**GIVEN INSTRUCTION**
Below are the records; copy each line in them that holds the word "provozní".
⟨
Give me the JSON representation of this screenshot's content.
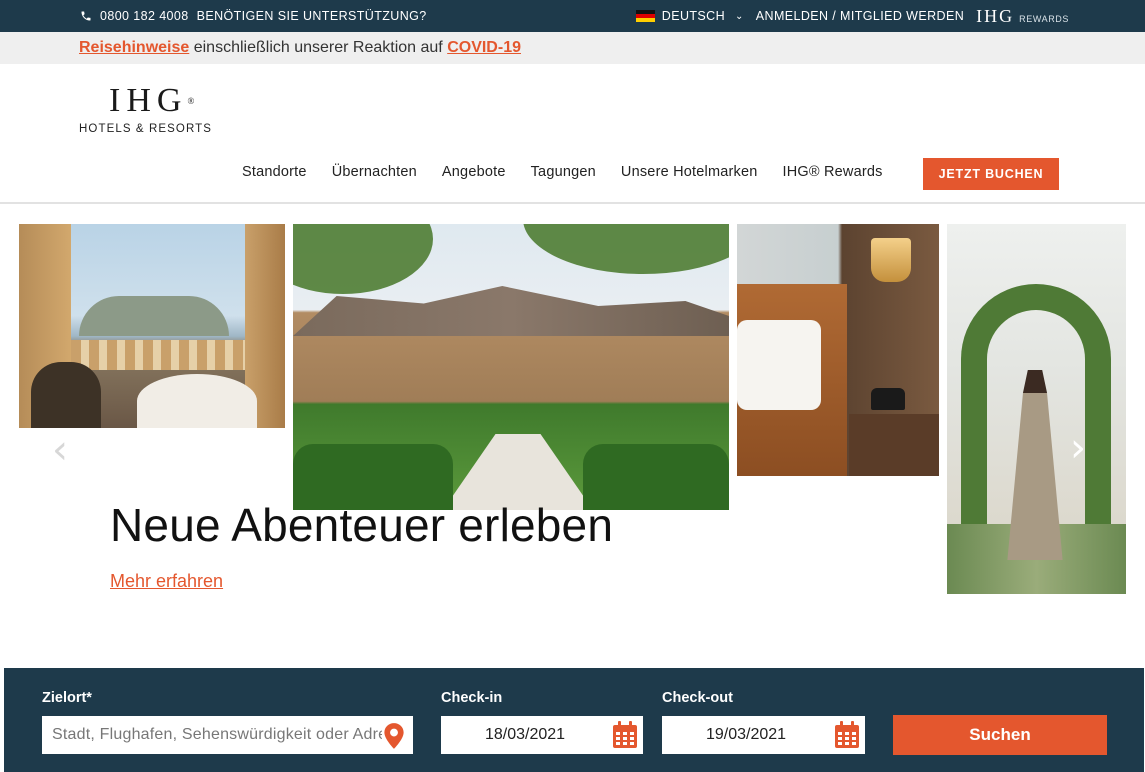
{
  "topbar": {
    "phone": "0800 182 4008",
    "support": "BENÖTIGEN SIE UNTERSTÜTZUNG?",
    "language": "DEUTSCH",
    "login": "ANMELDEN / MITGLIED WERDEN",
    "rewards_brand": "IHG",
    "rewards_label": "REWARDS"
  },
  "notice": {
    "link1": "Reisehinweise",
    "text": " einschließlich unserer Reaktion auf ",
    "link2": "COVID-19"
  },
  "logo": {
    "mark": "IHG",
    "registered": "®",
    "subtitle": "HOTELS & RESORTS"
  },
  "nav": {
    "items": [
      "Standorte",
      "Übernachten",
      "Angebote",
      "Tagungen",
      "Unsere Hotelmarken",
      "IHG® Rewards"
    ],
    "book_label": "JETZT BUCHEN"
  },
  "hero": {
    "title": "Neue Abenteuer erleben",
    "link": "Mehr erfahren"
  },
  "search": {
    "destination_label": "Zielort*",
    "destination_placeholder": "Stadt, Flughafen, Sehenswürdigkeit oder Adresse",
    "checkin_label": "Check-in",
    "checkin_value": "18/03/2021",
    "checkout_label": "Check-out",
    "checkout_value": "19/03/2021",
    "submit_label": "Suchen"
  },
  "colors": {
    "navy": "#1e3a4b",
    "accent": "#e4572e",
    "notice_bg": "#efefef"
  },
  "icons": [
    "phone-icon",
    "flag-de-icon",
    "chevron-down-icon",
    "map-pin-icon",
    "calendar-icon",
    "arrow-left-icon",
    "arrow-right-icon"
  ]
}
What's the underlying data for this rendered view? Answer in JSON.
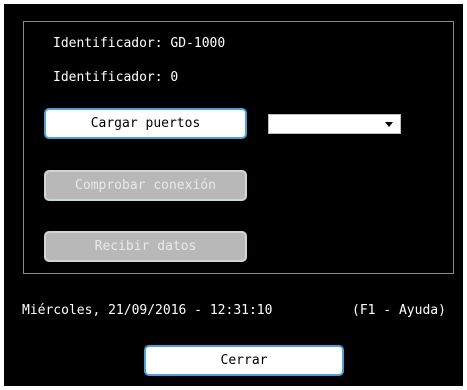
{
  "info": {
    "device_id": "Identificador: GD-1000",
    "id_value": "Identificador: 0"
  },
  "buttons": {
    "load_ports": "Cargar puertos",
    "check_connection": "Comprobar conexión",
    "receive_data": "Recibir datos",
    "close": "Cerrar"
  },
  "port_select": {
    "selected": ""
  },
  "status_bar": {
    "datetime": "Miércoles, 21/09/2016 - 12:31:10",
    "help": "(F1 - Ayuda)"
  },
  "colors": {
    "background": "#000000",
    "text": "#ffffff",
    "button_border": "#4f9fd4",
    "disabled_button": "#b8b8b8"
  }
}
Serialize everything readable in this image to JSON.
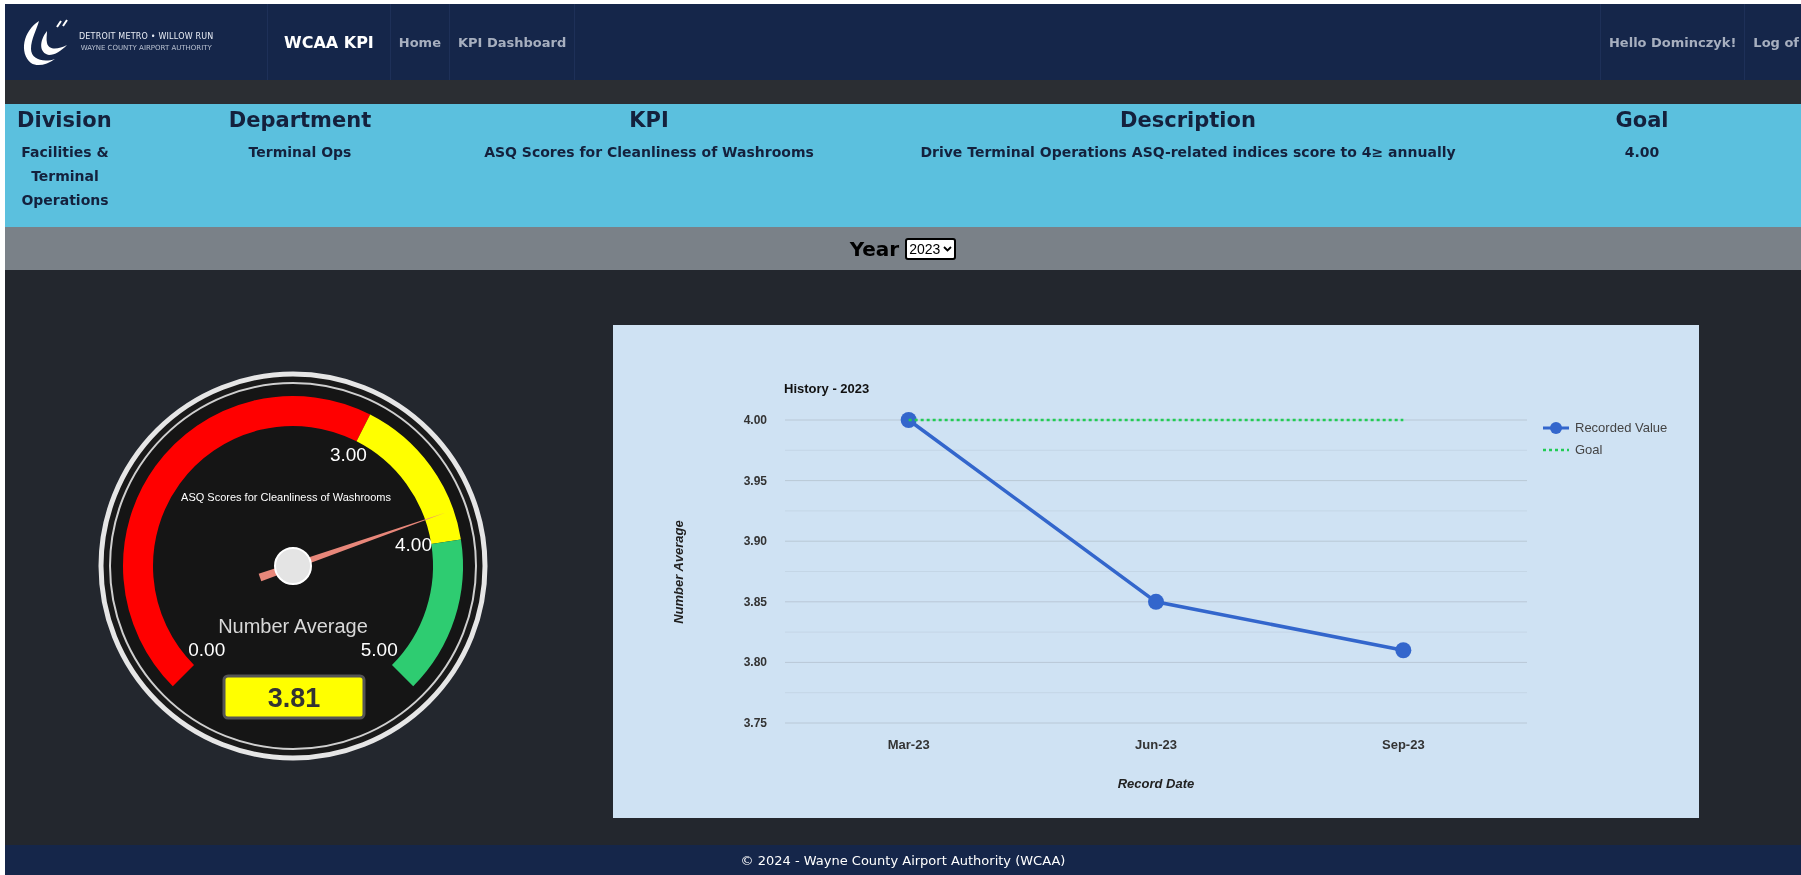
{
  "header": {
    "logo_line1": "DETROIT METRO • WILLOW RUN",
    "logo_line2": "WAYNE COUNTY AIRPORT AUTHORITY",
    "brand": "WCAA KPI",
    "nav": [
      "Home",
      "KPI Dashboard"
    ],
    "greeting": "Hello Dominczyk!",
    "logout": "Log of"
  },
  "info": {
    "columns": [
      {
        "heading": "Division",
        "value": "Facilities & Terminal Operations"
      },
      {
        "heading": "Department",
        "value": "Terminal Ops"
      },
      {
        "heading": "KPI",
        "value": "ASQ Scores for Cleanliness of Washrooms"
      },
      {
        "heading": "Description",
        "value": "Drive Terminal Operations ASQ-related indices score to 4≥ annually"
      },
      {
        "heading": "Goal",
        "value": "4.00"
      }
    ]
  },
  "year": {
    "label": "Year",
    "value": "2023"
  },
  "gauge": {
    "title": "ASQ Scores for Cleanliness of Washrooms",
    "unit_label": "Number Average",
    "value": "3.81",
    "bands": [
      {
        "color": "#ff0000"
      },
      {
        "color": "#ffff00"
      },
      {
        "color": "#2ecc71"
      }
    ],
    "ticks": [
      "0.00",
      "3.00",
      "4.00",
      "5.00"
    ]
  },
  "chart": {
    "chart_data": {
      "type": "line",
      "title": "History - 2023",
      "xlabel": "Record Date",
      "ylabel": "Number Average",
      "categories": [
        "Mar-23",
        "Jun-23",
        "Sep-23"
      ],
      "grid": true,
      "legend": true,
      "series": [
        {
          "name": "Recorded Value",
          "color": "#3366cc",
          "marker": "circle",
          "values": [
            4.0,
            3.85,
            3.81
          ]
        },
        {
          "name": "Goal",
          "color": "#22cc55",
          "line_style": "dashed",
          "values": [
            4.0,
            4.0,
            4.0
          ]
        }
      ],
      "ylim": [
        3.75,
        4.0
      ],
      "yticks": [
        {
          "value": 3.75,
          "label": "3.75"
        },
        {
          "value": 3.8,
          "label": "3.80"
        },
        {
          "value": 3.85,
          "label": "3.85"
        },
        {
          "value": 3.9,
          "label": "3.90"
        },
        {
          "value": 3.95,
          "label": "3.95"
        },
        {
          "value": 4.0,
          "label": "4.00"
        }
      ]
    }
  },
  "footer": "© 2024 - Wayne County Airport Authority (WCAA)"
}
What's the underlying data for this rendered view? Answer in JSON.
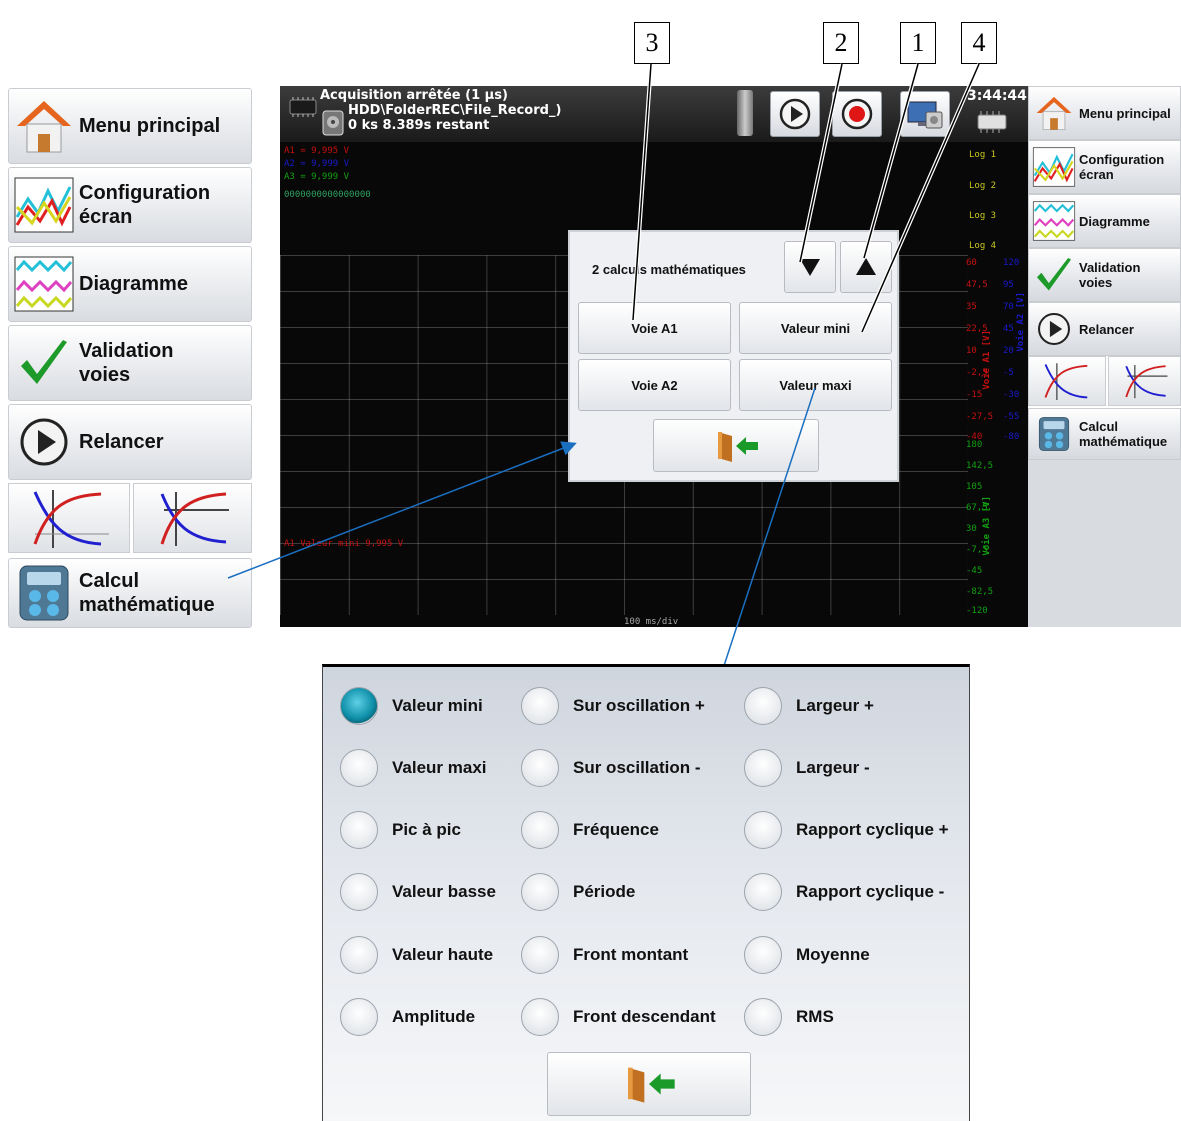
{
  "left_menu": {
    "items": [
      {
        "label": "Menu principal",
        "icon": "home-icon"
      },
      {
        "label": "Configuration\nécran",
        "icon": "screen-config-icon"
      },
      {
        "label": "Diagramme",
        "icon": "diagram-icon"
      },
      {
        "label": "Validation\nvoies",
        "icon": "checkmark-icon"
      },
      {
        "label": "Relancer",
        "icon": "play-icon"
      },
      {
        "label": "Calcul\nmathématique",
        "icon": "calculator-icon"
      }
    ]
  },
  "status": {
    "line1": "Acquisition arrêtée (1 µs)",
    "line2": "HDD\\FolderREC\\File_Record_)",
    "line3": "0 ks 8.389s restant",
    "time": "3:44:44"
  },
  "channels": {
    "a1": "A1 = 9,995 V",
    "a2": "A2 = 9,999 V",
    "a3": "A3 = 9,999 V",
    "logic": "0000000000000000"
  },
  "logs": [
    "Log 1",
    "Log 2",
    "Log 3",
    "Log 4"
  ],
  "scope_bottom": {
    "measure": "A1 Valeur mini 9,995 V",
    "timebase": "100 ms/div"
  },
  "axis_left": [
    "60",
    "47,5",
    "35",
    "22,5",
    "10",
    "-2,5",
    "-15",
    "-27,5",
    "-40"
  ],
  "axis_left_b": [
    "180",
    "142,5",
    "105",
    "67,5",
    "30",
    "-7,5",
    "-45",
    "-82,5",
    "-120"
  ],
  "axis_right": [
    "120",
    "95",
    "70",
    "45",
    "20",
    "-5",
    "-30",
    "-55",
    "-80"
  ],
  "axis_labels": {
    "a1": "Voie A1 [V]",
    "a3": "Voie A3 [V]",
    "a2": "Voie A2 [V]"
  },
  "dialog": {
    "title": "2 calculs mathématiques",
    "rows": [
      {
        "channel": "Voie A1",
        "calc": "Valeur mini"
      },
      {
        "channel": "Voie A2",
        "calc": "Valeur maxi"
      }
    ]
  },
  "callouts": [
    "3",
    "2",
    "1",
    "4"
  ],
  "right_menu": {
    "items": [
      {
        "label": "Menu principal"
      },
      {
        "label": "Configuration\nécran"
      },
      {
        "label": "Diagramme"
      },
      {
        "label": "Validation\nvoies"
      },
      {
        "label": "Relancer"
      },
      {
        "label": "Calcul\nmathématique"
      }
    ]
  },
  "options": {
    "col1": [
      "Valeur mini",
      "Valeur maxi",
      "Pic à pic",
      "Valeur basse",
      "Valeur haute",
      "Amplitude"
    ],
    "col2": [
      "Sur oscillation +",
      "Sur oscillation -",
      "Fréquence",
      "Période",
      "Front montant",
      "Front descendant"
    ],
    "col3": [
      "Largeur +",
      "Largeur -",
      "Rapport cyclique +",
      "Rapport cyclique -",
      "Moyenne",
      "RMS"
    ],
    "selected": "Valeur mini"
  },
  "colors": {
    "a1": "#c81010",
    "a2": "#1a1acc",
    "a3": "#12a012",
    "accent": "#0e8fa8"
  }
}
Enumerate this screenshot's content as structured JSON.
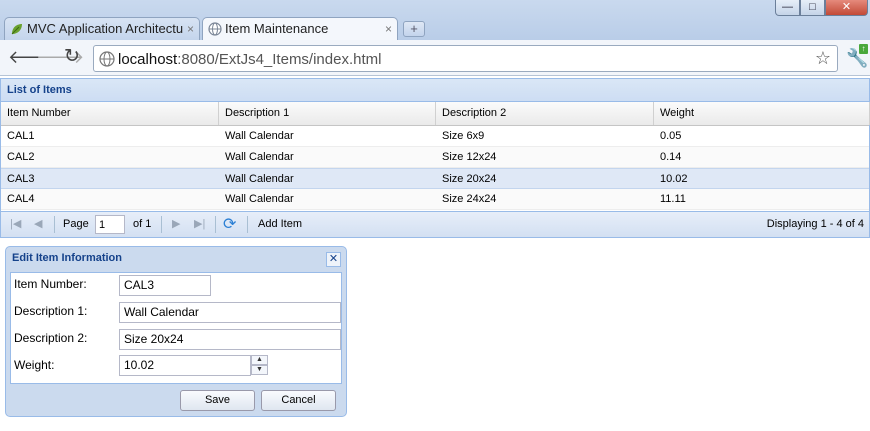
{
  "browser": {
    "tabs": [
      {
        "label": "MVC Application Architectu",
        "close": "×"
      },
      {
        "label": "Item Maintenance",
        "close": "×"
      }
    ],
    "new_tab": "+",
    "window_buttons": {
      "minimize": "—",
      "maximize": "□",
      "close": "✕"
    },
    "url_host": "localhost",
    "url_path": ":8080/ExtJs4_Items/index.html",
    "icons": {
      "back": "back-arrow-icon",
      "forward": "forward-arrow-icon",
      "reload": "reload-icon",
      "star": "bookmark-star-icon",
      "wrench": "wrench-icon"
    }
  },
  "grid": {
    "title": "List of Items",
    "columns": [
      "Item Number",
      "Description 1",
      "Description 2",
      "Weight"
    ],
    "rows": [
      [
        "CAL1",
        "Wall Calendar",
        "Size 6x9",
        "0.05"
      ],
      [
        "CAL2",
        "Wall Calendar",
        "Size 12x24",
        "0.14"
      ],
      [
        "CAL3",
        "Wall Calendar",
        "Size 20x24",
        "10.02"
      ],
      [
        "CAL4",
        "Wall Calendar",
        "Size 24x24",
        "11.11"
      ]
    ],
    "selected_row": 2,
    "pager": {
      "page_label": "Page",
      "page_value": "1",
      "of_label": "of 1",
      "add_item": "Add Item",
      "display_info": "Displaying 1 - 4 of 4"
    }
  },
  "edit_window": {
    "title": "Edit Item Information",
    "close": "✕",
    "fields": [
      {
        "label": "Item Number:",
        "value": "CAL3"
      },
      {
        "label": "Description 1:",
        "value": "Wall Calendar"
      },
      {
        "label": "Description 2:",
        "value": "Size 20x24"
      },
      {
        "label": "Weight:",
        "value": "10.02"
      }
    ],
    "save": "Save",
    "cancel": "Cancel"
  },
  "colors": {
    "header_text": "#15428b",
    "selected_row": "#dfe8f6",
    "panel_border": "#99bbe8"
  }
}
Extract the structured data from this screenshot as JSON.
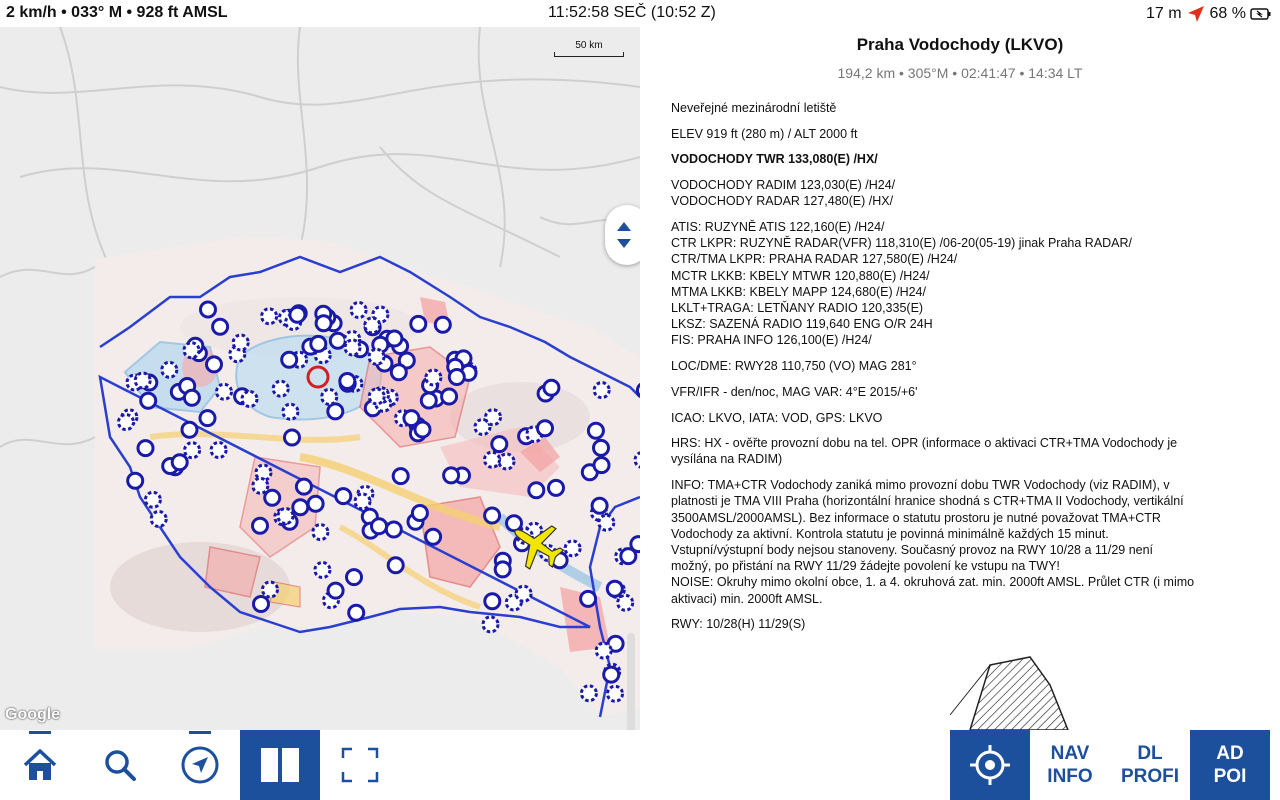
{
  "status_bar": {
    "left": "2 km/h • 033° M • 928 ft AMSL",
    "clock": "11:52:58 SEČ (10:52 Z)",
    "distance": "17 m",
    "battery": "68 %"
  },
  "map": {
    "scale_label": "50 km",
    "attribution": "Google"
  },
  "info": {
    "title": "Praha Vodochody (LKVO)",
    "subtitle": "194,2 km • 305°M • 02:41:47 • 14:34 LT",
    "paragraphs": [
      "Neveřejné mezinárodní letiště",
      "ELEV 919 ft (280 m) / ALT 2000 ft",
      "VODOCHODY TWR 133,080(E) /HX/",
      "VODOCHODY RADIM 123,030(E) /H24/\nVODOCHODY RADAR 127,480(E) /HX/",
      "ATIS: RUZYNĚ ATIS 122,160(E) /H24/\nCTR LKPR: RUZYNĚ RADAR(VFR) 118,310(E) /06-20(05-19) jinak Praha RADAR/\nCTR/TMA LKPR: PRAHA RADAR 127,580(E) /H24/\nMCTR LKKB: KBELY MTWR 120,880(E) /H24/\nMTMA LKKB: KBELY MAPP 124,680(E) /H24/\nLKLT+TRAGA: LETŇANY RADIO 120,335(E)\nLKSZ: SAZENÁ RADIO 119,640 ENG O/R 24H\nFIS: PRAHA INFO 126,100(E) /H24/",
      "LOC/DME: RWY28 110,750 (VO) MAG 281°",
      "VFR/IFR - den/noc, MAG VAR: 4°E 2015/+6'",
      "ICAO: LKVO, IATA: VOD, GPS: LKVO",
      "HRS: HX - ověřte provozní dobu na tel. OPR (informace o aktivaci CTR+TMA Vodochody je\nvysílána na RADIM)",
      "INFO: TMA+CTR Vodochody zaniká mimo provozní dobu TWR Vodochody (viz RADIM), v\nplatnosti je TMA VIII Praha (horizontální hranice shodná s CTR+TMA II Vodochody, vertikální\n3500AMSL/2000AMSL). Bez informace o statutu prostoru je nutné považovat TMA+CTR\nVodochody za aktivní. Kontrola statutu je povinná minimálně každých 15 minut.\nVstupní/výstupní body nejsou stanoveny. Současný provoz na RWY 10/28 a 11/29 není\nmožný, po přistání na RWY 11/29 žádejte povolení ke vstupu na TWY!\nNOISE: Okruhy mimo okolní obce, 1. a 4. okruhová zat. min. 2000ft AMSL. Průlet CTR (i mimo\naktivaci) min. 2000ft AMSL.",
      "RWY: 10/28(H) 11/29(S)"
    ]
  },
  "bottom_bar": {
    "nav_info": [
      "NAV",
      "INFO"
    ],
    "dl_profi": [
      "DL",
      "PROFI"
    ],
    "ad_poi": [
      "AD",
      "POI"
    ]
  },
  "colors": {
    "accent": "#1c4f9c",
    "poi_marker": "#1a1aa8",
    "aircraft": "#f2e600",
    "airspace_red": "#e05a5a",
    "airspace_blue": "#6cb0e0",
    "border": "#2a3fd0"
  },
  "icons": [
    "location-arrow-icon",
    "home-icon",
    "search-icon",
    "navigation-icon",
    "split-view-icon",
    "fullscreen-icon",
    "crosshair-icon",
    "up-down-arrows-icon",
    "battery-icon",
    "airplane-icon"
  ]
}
⟩
**RESULT OF THE TASK**
      "HRS: HX - ověřte provozní dobu na tel. OPR (informace o aktivaci CTR+TMA Vodochody je\nvysílána na RADIM)",
      "INFO: TMA+CTR Vodochody zaniká mimo provozní dobu TWR Vodochody (viz RADIM), v\nplatnosti je TMA VIII Praha (horizontální hranice shodná s CTR+TMA II Vodochody, vertikální\n3500AMSL/2000AMSL). Bez informace o statutu prostoru je nutné považovat TMA+CTR\nVodochody za aktivní. Kontrola statutu je povinná minimálně každých 15 minut.\nVstupní/výstupní body nejsou stanoveny. Současný provoz na RWY 10/28 a 11/29 není\nmožný, po přistání na RWY 11/29 žádejte povolení ke vstupu na TWY!\nNOISE: Okruhy mimo okolní obce, 1. a 4. okruhová zat. min. 2000ft AMSL. Průlet CTR (i mimo\naktivaci) min. 2000ft AMSL.",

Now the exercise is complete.